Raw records
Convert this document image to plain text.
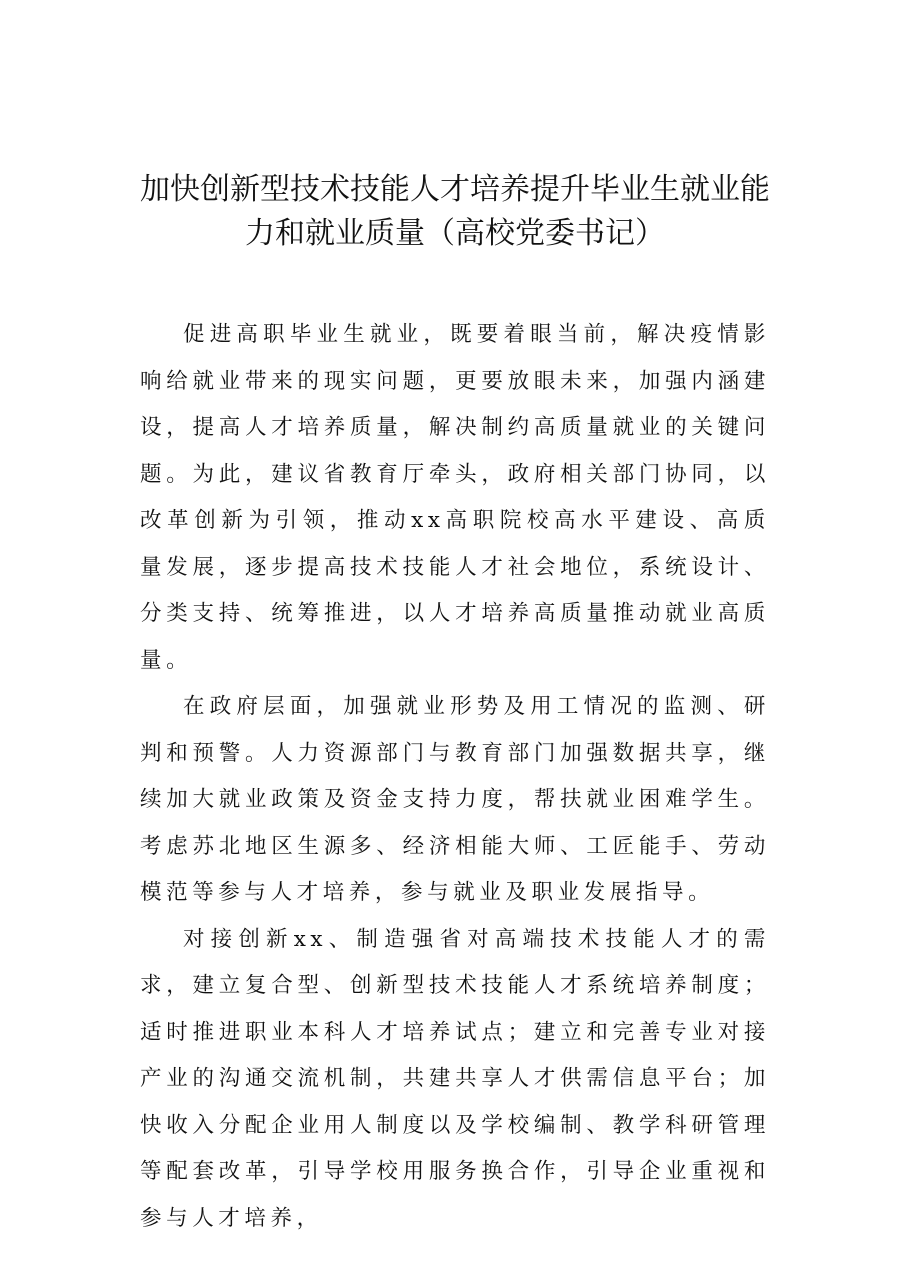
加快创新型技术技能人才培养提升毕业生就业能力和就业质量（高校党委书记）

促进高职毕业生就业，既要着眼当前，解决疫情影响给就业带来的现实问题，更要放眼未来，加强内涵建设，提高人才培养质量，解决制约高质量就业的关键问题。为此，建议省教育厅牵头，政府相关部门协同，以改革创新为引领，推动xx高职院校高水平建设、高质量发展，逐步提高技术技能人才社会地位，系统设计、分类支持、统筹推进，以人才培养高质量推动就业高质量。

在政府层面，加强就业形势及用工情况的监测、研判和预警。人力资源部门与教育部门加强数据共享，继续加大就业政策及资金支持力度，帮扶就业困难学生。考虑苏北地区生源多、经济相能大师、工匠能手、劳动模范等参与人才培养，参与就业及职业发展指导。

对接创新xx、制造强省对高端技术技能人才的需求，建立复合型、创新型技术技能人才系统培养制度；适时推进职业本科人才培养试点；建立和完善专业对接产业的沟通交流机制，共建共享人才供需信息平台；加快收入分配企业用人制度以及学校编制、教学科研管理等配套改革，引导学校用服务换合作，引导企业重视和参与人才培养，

- [Task statement]: Copy the whole of the material above exactly, but not its images.

- [Task response]:
Convert this document image to plain text.
加快创新型技术技能人才培养提升毕业生就业能力和就业质量（高校党委书记）

促进高职毕业生就业，既要着眼当前，解决疫情影响给就业带来的现实问题，更要放眼未来，加强内涵建设，提高人才培养质量，解决制约高质量就业的关键问题。为此，建议省教育厅牵头，政府相关部门协同，以改革创新为引领，推动xx高职院校高水平建设、高质量发展，逐步提高技术技能人才社会地位，系统设计、分类支持、统筹推进，以人才培养高质量推动就业高质量。

在政府层面，加强就业形势及用工情况的监测、研判和预警。人力资源部门与教育部门加强数据共享，继续加大就业政策及资金支持力度，帮扶就业困难学生。考虑苏北地区生源多、经济相能大师、工匠能手、劳动模范等参与人才培养，参与就业及职业发展指导。

对接创新xx、制造强省对高端技术技能人才的需求，建立复合型、创新型技术技能人才系统培养制度；适时推进职业本科人才培养试点；建立和完善专业对接产业的沟通交流机制，共建共享人才供需信息平台；加快收入分配企业用人制度以及学校编制、教学科研管理等配套改革，引导学校用服务换合作，引导企业重视和参与人才培养，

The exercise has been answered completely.